* **Given problem**:
Find each line holding "ZZCC" and copy it out.

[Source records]
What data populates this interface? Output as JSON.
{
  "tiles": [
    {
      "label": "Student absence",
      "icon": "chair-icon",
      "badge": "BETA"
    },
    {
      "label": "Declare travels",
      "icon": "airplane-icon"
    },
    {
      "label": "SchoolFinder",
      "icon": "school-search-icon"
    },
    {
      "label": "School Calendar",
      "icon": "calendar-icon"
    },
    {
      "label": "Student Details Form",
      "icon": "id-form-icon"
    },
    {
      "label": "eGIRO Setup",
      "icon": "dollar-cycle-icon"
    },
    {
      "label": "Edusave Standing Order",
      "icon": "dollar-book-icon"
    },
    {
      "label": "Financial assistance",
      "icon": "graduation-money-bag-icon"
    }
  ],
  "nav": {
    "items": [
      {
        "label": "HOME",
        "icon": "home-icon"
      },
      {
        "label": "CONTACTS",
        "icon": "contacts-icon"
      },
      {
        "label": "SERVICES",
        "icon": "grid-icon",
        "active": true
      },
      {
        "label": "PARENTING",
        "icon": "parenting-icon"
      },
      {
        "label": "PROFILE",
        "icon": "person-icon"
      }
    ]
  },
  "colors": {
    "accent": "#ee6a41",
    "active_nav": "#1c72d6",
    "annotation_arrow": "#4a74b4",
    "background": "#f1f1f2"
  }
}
==
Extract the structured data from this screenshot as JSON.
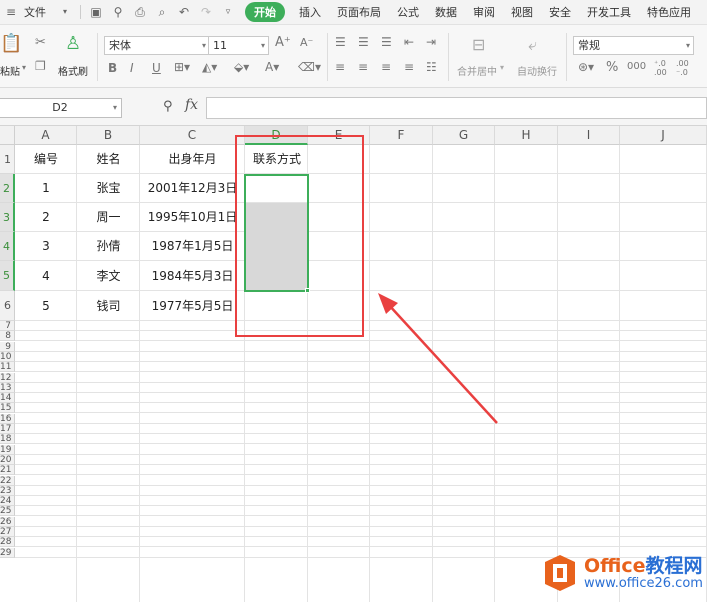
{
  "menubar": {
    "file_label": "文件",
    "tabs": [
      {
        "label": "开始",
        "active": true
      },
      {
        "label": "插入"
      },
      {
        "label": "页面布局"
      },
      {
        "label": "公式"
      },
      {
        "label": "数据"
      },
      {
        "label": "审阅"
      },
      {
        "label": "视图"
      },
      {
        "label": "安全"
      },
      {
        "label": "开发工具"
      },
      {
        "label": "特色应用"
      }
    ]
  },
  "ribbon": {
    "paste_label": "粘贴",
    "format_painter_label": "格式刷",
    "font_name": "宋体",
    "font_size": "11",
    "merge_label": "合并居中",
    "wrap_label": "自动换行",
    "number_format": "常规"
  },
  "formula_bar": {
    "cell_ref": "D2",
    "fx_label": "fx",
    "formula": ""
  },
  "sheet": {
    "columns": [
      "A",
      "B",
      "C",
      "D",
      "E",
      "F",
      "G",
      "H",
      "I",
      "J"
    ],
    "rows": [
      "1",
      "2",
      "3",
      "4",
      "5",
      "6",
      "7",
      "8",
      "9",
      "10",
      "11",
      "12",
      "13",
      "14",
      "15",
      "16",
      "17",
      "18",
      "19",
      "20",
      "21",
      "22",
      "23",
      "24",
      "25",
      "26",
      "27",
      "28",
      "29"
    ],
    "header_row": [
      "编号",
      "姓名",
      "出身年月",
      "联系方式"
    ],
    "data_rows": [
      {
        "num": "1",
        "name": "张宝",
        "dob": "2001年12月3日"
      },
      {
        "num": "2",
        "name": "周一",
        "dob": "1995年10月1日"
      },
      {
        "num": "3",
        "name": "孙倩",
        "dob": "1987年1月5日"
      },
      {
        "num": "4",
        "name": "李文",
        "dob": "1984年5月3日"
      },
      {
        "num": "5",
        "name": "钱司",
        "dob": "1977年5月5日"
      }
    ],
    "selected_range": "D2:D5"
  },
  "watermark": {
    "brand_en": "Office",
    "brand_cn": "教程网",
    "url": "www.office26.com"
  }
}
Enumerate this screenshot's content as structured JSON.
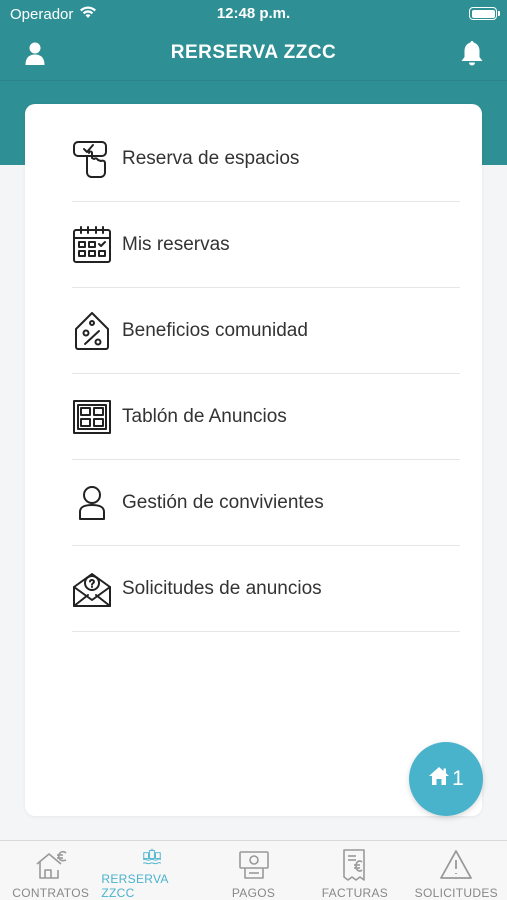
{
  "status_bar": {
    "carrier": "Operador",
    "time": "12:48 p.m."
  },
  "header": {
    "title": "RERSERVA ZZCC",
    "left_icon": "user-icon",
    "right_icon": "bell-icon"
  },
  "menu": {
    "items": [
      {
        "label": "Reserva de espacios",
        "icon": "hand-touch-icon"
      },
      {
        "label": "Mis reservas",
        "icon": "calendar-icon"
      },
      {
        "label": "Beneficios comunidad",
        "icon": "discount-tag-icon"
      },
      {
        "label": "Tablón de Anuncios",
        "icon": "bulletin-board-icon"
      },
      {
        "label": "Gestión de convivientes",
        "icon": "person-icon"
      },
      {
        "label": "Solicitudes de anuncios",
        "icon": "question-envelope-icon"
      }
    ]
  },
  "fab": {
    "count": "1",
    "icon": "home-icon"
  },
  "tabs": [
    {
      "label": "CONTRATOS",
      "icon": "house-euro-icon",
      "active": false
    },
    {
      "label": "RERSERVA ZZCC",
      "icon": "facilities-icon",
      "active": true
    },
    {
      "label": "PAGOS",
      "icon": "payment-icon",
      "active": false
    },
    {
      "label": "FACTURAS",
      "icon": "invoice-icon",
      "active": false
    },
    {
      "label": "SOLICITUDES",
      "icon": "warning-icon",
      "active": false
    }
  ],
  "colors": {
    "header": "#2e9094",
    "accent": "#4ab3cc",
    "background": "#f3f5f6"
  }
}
==
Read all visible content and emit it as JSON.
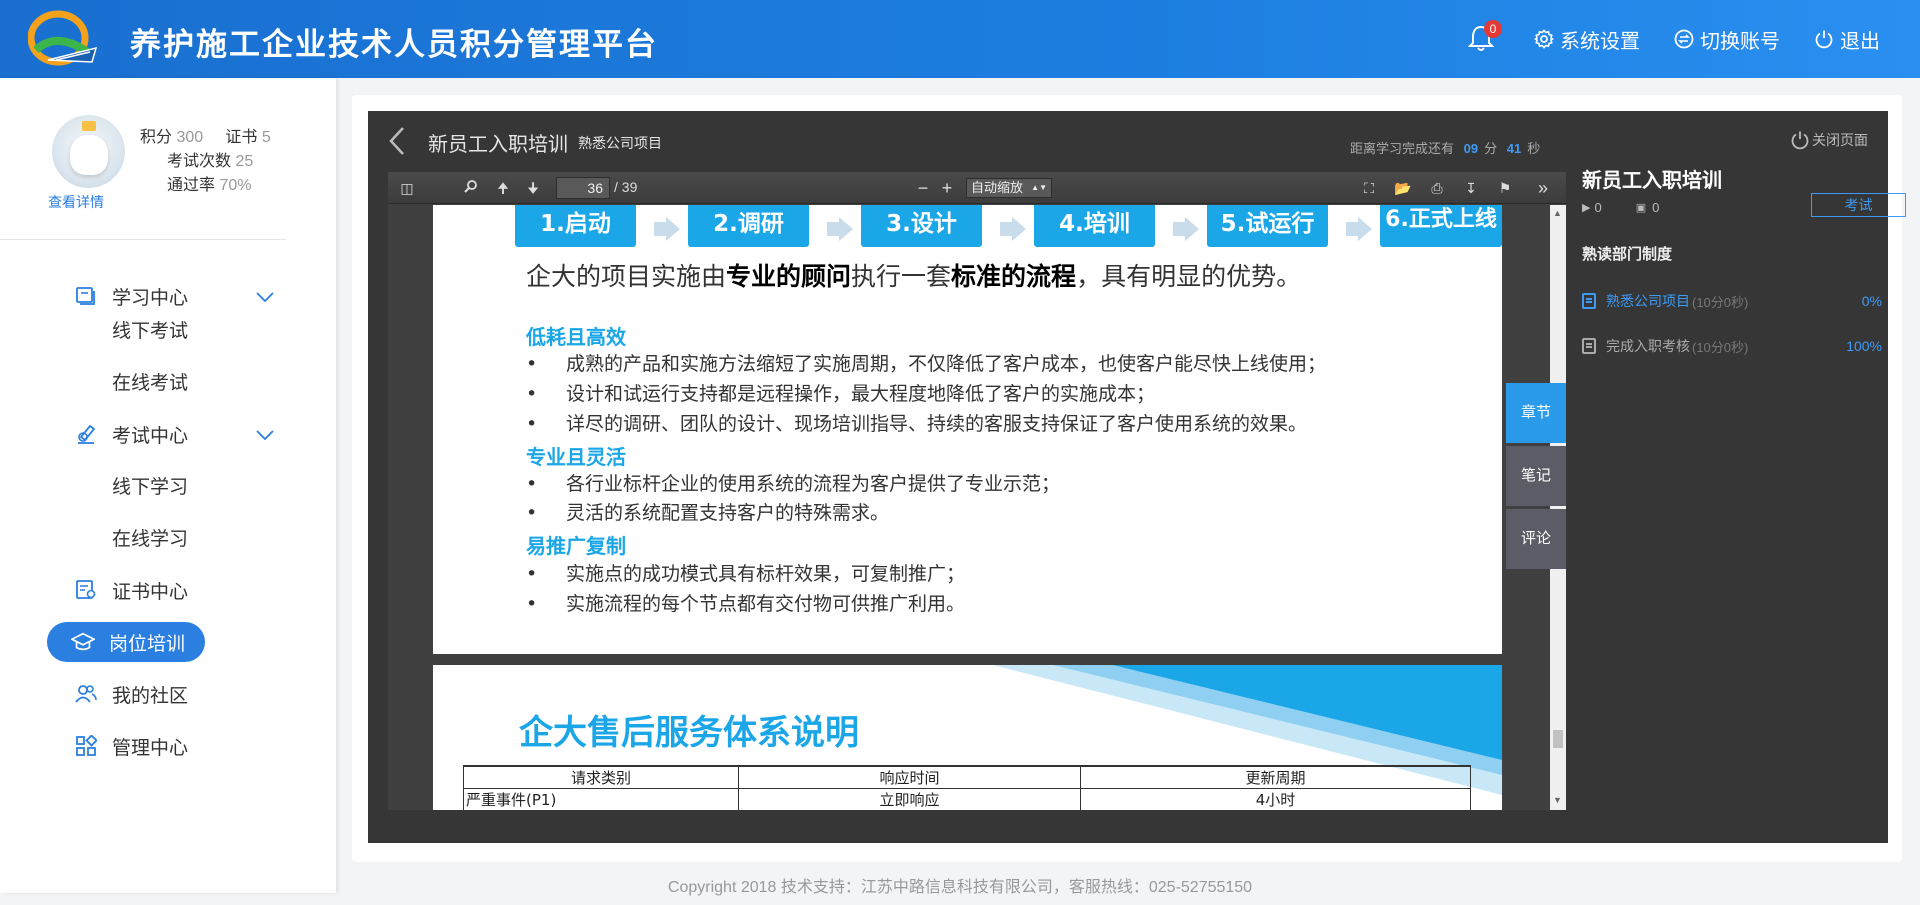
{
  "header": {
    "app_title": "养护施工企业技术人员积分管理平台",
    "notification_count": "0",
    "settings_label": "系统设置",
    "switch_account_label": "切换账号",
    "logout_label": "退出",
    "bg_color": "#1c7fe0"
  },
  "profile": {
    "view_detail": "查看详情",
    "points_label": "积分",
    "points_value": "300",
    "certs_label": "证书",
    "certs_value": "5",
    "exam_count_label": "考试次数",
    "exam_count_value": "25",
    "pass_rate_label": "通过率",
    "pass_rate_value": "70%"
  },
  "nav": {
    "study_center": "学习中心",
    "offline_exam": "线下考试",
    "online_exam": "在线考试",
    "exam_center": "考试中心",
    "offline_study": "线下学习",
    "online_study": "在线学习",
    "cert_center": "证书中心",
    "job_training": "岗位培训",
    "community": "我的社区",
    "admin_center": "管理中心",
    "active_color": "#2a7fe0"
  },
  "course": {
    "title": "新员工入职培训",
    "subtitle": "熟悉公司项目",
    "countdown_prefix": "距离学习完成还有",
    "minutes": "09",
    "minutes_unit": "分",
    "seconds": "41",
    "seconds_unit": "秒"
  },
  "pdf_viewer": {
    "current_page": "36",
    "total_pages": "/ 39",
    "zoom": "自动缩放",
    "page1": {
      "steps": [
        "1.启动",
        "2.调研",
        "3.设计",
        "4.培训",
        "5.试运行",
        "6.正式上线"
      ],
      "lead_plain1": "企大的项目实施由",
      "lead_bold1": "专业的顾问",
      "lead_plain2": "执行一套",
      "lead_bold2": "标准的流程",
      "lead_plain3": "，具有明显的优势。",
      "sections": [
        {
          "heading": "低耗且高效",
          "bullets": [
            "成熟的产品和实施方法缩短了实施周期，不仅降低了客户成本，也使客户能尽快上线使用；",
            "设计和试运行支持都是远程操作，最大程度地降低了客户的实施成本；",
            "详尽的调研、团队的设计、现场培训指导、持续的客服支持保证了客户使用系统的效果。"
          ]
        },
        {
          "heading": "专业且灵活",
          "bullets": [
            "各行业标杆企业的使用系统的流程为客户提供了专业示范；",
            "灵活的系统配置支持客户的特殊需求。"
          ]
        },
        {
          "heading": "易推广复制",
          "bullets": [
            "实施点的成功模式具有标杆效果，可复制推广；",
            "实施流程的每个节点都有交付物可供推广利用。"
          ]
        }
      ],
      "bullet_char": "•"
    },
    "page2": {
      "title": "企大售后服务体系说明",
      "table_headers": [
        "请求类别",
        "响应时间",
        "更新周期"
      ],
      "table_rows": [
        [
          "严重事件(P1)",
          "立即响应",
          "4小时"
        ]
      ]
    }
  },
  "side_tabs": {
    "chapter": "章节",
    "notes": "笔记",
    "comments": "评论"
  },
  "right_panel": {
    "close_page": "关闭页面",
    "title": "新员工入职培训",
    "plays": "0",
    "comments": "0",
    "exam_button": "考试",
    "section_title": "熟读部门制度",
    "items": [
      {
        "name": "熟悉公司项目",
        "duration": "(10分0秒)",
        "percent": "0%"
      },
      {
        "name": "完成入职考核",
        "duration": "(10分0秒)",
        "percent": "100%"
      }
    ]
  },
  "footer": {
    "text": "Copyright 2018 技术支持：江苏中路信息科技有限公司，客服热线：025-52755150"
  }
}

* **Reply**:
    "title": "RERSERVA ZZCC",
      "label": "RERSERVA ZZCC",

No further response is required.